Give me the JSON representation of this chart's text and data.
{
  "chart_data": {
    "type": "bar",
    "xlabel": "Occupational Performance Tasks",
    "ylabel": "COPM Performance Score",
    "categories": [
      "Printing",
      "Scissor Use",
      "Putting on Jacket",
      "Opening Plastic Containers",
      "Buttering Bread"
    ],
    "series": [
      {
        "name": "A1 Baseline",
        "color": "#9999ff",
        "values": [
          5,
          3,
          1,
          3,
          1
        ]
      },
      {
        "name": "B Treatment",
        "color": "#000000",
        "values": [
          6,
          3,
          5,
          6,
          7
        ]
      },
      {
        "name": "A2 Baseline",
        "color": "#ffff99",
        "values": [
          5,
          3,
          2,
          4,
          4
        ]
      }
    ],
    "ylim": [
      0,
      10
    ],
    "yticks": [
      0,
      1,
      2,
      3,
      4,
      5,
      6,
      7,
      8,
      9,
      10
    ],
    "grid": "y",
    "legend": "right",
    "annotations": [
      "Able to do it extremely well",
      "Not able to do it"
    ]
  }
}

━━━━━━━━━━━━━━━━━━━━

◆ **What is expected**:
Would you reproduce the material above in full, exactly as given?

◆ **Finished exercise**:
Give me the JSON representation of this chart's text and data.
{
  "chart_data": {
    "type": "bar",
    "xlabel": "Occupational Performance Tasks",
    "ylabel": "COPM Performance Score",
    "categories": [
      "Printing",
      "Scissor Use",
      "Putting on Jacket",
      "Opening Plastic Containers",
      "Buttering Bread"
    ],
    "series": [
      {
        "name": "A1 Baseline",
        "color": "#9999ff",
        "values": [
          5,
          3,
          1,
          3,
          1
        ]
      },
      {
        "name": "B Treatment",
        "color": "#000000",
        "values": [
          6,
          3,
          5,
          6,
          7
        ]
      },
      {
        "name": "A2 Baseline",
        "color": "#ffff99",
        "values": [
          5,
          3,
          2,
          4,
          4
        ]
      }
    ],
    "ylim": [
      0,
      10
    ],
    "yticks": [
      0,
      1,
      2,
      3,
      4,
      5,
      6,
      7,
      8,
      9,
      10
    ],
    "grid": "y",
    "legend": "right",
    "annotations": [
      "Able to do it extremely well",
      "Not able to do it"
    ]
  }
}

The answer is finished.